▶ Task to complete: Present each line of the entries below that holds the word "Marinus".

▶ Dataset rows:
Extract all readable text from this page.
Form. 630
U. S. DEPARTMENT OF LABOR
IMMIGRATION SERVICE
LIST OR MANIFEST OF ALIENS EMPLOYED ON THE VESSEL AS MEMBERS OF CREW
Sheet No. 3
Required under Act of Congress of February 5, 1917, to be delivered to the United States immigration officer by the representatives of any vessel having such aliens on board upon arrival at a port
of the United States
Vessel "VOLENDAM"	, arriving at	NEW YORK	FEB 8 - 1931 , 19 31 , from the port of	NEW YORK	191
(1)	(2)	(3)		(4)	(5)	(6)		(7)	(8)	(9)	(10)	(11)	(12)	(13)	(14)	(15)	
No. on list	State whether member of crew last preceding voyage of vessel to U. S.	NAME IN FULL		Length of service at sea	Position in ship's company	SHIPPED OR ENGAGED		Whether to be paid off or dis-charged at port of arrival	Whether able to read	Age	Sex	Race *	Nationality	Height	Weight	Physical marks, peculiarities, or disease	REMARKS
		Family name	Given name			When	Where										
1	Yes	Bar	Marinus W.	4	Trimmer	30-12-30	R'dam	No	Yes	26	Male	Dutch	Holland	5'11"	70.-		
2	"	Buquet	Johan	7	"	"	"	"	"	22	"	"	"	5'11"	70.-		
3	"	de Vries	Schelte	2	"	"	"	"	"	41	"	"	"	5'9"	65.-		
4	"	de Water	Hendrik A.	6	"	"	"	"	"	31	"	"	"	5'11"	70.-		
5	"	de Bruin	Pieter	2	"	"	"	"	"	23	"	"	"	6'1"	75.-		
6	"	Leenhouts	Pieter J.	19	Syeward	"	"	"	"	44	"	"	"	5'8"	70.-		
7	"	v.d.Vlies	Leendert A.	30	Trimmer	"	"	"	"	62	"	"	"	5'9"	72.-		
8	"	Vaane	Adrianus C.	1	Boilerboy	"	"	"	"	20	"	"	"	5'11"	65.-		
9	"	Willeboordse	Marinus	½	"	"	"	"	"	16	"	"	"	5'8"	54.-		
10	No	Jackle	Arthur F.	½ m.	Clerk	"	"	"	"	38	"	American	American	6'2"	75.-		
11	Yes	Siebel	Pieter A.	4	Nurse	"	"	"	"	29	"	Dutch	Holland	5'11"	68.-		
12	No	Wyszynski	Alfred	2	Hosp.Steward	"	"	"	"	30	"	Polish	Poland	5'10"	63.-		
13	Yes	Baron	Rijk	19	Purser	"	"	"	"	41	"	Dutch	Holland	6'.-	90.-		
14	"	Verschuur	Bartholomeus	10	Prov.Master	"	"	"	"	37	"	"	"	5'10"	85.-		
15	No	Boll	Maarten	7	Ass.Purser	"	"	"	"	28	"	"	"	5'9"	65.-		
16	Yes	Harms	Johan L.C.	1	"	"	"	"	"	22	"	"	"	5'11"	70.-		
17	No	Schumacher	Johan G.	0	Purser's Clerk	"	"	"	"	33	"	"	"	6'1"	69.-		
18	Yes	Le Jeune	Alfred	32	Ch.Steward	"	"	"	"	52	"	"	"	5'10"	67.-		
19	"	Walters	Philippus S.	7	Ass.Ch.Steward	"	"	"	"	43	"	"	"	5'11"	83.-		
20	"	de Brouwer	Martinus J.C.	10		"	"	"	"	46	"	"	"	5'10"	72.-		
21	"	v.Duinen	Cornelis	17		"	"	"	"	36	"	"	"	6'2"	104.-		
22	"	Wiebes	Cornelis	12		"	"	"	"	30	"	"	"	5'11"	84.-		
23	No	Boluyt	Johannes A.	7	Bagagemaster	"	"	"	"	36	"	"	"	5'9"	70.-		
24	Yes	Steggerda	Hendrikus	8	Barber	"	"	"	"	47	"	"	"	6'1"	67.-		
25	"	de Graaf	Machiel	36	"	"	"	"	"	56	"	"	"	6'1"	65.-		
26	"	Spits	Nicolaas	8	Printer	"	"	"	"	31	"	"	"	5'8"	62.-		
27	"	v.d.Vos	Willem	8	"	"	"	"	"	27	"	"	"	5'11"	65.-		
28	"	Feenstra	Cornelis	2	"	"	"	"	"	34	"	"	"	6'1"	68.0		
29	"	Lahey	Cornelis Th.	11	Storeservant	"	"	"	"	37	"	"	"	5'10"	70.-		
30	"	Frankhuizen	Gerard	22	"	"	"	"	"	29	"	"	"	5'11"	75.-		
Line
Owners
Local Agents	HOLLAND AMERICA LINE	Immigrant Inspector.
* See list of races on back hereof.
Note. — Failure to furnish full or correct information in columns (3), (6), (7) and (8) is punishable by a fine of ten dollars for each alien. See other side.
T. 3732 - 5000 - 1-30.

* * *

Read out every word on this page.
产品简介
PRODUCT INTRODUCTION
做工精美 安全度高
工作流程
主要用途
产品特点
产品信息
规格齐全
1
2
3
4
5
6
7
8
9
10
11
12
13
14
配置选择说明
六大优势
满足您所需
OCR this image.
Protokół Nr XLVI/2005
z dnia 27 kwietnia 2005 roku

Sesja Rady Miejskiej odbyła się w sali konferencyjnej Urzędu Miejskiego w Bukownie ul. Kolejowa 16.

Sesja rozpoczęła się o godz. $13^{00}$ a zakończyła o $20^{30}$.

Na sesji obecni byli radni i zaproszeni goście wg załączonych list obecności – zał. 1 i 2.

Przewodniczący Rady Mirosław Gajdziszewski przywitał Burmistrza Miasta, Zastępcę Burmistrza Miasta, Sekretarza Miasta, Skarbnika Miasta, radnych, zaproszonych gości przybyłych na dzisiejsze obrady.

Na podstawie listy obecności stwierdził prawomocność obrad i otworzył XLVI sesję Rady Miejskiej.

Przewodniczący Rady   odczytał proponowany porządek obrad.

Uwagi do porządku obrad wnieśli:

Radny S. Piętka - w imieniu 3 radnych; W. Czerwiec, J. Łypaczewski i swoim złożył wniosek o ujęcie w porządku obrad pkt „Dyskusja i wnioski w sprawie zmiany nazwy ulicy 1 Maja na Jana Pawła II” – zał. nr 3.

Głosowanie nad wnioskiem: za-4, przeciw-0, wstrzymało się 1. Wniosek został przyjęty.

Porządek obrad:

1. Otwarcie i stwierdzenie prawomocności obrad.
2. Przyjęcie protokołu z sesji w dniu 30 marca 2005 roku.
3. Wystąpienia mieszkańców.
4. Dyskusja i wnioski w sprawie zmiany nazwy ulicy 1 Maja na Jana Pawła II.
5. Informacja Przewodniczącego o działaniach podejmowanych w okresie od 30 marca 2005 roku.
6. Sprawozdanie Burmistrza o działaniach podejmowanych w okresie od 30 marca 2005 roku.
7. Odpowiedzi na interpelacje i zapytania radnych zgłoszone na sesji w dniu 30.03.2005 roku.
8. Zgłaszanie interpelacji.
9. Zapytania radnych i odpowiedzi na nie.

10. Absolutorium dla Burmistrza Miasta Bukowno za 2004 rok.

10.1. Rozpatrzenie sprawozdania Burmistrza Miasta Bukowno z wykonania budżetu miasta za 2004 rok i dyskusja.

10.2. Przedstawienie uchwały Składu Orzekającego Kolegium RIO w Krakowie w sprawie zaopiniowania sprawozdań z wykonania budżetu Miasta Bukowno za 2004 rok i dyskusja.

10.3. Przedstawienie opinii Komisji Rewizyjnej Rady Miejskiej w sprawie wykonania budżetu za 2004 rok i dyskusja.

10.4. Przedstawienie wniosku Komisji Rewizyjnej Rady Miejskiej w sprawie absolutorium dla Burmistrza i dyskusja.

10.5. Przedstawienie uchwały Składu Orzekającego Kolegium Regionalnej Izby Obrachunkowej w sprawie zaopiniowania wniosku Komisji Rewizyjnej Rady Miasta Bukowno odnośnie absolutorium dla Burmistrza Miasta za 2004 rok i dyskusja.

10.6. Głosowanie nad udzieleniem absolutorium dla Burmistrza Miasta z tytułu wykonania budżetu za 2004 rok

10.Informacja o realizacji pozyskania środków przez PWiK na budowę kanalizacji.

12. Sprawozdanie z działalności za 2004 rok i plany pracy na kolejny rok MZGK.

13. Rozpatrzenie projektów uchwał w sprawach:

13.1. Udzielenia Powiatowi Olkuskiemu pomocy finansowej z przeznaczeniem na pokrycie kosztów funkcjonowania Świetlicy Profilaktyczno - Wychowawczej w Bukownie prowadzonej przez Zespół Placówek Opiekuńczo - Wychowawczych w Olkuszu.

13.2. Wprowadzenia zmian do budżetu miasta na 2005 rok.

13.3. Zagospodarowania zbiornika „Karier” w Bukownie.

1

---

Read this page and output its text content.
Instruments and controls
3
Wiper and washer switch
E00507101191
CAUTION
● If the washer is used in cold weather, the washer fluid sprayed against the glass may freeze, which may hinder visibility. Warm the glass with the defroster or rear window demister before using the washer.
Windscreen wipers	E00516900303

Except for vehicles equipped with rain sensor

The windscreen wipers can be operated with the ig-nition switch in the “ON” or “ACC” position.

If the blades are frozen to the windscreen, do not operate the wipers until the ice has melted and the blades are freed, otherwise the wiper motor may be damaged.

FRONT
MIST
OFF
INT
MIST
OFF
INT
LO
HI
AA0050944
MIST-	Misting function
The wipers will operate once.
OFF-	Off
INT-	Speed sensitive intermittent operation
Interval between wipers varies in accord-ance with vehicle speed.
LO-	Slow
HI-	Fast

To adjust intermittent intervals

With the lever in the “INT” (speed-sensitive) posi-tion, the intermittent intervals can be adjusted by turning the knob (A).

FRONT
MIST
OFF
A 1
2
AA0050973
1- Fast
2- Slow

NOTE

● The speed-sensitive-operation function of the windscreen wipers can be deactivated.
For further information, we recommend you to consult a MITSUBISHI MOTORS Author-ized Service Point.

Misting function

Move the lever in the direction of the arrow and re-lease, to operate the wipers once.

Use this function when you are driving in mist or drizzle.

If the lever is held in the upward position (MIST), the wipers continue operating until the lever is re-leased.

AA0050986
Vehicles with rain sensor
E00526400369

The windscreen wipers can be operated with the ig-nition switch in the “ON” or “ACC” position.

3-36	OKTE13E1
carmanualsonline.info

▶ Written response:
1	Yes	Bar	Marinus W.	4	Trimmer	30-12-30	R'dam	No	Yes	26	Male	Dutch	Holland	5'11"	70.-		
9	"	Willeboordse	Marinus	½	"	"	"	"	"	16	"	"	"	5'8"	54.-		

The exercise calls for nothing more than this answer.